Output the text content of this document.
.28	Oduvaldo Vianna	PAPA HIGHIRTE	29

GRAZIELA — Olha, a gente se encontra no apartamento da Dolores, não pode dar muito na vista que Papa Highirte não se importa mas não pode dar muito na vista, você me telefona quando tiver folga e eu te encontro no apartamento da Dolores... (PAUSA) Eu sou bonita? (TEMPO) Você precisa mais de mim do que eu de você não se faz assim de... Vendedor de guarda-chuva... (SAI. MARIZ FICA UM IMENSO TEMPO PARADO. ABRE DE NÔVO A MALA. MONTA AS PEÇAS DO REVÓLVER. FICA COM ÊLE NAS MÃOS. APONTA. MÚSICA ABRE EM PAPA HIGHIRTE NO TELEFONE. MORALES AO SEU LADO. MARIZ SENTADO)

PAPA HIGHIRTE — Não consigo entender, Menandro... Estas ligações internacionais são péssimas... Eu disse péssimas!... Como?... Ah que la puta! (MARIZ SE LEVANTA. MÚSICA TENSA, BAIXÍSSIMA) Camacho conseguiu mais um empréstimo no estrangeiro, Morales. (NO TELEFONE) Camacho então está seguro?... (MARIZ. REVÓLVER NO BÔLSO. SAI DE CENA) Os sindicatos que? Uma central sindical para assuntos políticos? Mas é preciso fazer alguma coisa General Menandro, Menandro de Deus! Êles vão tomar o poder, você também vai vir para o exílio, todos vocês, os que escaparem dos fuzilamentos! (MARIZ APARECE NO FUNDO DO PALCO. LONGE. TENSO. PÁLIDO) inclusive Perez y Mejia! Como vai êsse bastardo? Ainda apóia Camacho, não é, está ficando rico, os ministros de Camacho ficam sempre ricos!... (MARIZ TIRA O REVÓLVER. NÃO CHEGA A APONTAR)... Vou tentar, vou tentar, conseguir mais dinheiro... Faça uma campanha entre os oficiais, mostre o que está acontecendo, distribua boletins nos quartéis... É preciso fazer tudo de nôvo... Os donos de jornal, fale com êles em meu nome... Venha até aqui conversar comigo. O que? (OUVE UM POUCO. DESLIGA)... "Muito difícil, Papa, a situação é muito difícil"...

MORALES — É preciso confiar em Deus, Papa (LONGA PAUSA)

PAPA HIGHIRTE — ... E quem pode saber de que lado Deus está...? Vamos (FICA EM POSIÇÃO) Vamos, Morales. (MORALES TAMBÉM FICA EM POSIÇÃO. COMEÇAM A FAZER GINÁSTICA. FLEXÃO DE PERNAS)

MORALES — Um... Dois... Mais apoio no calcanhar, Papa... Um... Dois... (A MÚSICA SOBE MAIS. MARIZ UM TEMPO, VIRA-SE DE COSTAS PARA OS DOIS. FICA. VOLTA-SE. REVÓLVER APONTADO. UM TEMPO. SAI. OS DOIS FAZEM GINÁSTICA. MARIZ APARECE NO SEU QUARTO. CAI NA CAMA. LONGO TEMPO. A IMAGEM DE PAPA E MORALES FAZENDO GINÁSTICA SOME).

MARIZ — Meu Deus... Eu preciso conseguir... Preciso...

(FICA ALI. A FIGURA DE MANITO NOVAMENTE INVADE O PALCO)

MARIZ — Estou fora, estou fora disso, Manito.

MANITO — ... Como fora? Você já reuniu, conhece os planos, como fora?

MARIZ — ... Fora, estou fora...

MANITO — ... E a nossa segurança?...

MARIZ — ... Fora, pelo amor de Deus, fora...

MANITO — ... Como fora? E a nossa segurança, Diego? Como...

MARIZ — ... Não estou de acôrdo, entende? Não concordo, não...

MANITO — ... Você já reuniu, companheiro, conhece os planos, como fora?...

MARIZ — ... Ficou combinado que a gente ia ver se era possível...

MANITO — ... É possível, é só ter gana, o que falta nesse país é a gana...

◇ ◇ ◇ ◇

Gather all lines from the records above in which "estou" appears.

MARIZ — Estou fora, estou fora disso, Manito.
MARIZ — ... Fora, estou fora...
MARIZ — ... Não estou de acôrdo, entende? Não concordo, não...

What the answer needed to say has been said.